* **Raw records**

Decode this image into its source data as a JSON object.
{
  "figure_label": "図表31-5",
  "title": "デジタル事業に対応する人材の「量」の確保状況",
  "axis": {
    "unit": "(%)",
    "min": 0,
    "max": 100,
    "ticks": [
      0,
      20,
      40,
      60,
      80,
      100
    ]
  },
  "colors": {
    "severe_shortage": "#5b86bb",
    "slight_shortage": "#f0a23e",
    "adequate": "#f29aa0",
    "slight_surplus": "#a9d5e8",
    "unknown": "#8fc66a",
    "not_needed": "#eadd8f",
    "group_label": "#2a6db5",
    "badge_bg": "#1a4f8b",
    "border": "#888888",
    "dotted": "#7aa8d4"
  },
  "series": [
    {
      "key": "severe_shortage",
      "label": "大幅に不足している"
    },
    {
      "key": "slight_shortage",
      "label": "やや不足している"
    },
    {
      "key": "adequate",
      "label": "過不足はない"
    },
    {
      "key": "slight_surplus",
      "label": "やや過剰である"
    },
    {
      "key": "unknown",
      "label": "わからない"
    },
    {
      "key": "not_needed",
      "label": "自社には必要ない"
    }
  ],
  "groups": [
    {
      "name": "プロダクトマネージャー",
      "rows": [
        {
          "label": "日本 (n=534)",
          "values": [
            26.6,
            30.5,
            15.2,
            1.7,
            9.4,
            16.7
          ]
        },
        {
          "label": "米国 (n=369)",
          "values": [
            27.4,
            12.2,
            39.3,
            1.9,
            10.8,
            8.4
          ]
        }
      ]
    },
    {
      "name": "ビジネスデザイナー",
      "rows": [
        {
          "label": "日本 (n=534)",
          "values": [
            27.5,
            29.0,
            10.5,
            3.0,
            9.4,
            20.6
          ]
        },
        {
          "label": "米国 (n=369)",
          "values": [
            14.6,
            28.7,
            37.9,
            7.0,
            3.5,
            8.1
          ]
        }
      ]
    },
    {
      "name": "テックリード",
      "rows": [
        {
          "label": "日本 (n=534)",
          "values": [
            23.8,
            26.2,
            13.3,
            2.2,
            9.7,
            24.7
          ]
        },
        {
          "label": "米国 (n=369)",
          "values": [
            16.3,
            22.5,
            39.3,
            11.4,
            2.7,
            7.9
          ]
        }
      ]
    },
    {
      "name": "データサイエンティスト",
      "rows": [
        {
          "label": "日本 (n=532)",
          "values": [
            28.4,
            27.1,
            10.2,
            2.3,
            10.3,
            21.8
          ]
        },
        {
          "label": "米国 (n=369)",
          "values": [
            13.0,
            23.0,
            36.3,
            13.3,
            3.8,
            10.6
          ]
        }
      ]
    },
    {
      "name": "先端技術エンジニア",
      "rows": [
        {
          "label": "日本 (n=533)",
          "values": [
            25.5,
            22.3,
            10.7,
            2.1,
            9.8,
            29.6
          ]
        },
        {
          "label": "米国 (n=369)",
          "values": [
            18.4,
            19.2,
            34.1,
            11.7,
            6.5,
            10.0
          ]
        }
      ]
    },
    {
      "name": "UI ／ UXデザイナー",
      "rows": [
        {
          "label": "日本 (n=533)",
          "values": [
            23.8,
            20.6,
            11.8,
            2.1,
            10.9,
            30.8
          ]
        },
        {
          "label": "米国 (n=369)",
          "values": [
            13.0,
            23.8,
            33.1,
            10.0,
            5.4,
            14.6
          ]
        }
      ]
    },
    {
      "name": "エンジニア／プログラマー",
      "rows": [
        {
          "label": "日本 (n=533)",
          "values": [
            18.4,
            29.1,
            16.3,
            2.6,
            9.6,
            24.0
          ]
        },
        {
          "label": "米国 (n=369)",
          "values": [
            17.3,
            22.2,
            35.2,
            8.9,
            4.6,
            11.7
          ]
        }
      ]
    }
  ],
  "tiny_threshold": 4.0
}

* **The problem**
The records above should all be quoted exactly, please.

* **Response to this task**
Decode this image into its source data as a JSON object.
{
  "figure_label": "図表31-5",
  "title": "デジタル事業に対応する人材の「量」の確保状況",
  "axis": {
    "unit": "(%)",
    "min": 0,
    "max": 100,
    "ticks": [
      0,
      20,
      40,
      60,
      80,
      100
    ]
  },
  "colors": {
    "severe_shortage": "#5b86bb",
    "slight_shortage": "#f0a23e",
    "adequate": "#f29aa0",
    "slight_surplus": "#a9d5e8",
    "unknown": "#8fc66a",
    "not_needed": "#eadd8f",
    "group_label": "#2a6db5",
    "badge_bg": "#1a4f8b",
    "border": "#888888",
    "dotted": "#7aa8d4"
  },
  "series": [
    {
      "key": "severe_shortage",
      "label": "大幅に不足している"
    },
    {
      "key": "slight_shortage",
      "label": "やや不足している"
    },
    {
      "key": "adequate",
      "label": "過不足はない"
    },
    {
      "key": "slight_surplus",
      "label": "やや過剰である"
    },
    {
      "key": "unknown",
      "label": "わからない"
    },
    {
      "key": "not_needed",
      "label": "自社には必要ない"
    }
  ],
  "groups": [
    {
      "name": "プロダクトマネージャー",
      "rows": [
        {
          "label": "日本 (n=534)",
          "values": [
            26.6,
            30.5,
            15.2,
            1.7,
            9.4,
            16.7
          ]
        },
        {
          "label": "米国 (n=369)",
          "values": [
            27.4,
            12.2,
            39.3,
            1.9,
            10.8,
            8.4
          ]
        }
      ]
    },
    {
      "name": "ビジネスデザイナー",
      "rows": [
        {
          "label": "日本 (n=534)",
          "values": [
            27.5,
            29.0,
            10.5,
            3.0,
            9.4,
            20.6
          ]
        },
        {
          "label": "米国 (n=369)",
          "values": [
            14.6,
            28.7,
            37.9,
            7.0,
            3.5,
            8.1
          ]
        }
      ]
    },
    {
      "name": "テックリード",
      "rows": [
        {
          "label": "日本 (n=534)",
          "values": [
            23.8,
            26.2,
            13.3,
            2.2,
            9.7,
            24.7
          ]
        },
        {
          "label": "米国 (n=369)",
          "values": [
            16.3,
            22.5,
            39.3,
            11.4,
            2.7,
            7.9
          ]
        }
      ]
    },
    {
      "name": "データサイエンティスト",
      "rows": [
        {
          "label": "日本 (n=532)",
          "values": [
            28.4,
            27.1,
            10.2,
            2.3,
            10.3,
            21.8
          ]
        },
        {
          "label": "米国 (n=369)",
          "values": [
            13.0,
            23.0,
            36.3,
            13.3,
            3.8,
            10.6
          ]
        }
      ]
    },
    {
      "name": "先端技術エンジニア",
      "rows": [
        {
          "label": "日本 (n=533)",
          "values": [
            25.5,
            22.3,
            10.7,
            2.1,
            9.8,
            29.6
          ]
        },
        {
          "label": "米国 (n=369)",
          "values": [
            18.4,
            19.2,
            34.1,
            11.7,
            6.5,
            10.0
          ]
        }
      ]
    },
    {
      "name": "UI ／ UXデザイナー",
      "rows": [
        {
          "label": "日本 (n=533)",
          "values": [
            23.8,
            20.6,
            11.8,
            2.1,
            10.9,
            30.8
          ]
        },
        {
          "label": "米国 (n=369)",
          "values": [
            13.0,
            23.8,
            33.1,
            10.0,
            5.4,
            14.6
          ]
        }
      ]
    },
    {
      "name": "エンジニア／プログラマー",
      "rows": [
        {
          "label": "日本 (n=533)",
          "values": [
            18.4,
            29.1,
            16.3,
            2.6,
            9.6,
            24.0
          ]
        },
        {
          "label": "米国 (n=369)",
          "values": [
            17.3,
            22.2,
            35.2,
            8.9,
            4.6,
            11.7
          ]
        }
      ]
    }
  ],
  "tiny_threshold": 4.0
}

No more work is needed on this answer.